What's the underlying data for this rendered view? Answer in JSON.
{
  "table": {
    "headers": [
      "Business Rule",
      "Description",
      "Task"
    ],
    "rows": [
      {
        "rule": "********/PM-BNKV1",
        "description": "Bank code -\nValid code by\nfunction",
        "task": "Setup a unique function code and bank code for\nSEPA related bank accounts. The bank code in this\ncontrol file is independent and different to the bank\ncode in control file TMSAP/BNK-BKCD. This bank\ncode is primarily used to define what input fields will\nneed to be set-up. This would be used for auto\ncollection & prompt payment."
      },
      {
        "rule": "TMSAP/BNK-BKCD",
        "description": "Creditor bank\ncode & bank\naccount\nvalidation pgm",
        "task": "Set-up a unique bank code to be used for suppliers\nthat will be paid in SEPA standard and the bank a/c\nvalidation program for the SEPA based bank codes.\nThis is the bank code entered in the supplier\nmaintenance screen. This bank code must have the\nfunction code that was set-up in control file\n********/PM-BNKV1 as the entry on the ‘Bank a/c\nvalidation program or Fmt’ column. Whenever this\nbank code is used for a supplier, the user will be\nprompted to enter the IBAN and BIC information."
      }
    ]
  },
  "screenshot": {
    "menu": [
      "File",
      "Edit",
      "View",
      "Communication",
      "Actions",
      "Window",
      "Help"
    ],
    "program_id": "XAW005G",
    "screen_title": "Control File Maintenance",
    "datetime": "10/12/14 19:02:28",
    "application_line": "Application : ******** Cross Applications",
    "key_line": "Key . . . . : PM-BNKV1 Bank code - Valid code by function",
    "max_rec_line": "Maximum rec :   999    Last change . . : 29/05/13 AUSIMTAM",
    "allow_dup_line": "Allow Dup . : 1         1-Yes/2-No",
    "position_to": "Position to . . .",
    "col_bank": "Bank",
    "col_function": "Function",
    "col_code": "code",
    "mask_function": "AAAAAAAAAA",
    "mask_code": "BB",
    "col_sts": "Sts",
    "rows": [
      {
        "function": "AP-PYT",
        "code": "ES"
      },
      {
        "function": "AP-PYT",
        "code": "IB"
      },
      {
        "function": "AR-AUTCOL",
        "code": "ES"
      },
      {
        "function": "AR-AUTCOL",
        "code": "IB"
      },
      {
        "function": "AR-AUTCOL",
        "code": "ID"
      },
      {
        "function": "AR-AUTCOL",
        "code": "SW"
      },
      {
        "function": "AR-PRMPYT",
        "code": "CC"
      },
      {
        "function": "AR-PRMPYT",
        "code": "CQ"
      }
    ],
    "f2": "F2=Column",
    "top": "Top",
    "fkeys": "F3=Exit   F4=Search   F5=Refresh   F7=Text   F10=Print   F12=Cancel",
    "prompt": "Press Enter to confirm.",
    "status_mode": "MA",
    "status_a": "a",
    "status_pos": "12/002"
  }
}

---

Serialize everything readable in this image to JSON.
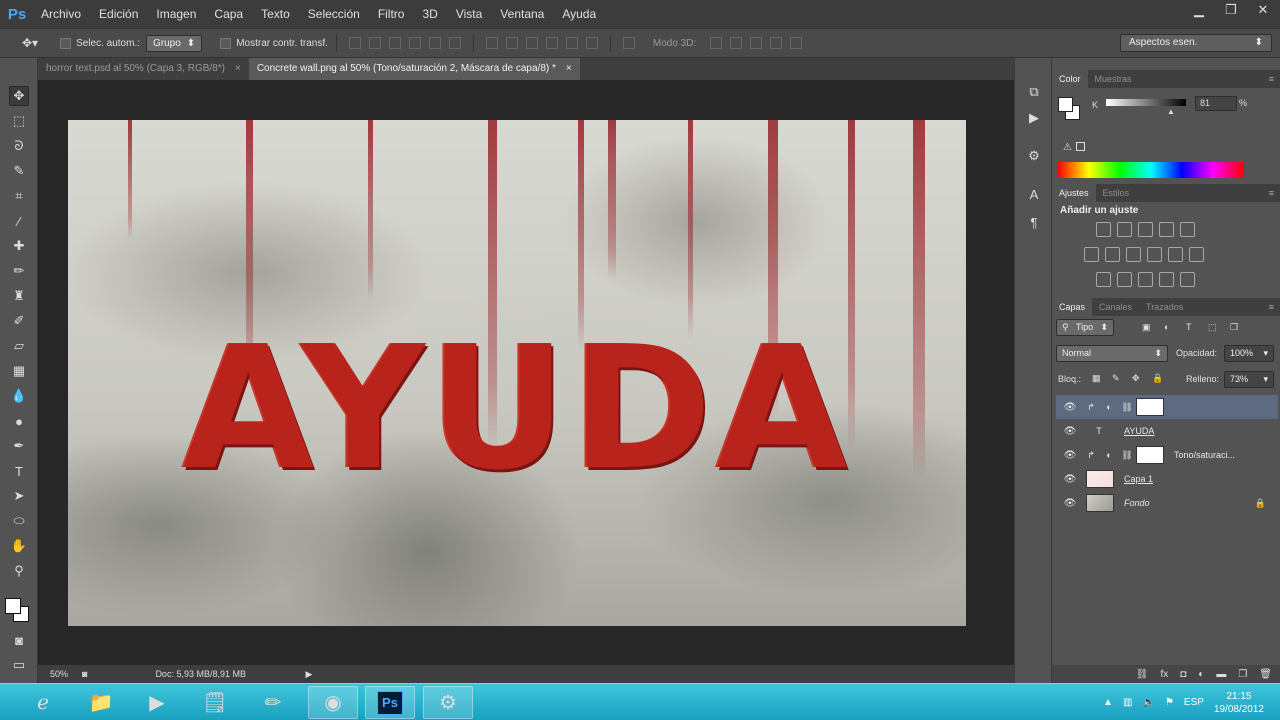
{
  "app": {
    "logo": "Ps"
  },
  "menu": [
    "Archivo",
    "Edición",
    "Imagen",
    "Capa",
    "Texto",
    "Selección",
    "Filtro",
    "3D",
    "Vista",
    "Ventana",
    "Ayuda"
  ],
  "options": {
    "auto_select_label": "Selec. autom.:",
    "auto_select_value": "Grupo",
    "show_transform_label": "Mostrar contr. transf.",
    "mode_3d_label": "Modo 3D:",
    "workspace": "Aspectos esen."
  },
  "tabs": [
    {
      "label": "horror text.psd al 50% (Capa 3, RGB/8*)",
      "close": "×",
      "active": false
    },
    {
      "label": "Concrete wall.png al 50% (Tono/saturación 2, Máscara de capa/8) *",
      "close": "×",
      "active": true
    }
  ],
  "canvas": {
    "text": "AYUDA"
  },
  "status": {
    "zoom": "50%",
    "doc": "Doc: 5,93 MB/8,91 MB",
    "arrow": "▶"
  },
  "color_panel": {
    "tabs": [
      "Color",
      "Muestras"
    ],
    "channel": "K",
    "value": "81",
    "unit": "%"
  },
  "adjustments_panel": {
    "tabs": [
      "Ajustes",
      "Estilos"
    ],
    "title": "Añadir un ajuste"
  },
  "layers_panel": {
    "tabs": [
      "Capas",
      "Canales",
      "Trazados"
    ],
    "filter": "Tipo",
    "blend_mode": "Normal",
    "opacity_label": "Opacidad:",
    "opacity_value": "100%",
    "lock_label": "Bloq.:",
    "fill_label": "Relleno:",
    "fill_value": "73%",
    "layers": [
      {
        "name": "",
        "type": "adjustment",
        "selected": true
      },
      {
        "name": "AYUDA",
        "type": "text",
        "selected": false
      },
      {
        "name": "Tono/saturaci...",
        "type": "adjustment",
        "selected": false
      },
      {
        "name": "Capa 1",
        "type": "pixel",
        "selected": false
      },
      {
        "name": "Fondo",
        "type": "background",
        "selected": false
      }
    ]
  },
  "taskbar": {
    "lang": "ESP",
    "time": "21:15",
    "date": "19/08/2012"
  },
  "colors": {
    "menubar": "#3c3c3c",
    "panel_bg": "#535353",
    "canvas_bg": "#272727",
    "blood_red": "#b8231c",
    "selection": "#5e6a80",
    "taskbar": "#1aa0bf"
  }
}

TASK PROMPT >> Going through the entries above, report how many lines include the string "used". The number alone is the answer.

SOLUTION TO THIS EXERCISE >> 2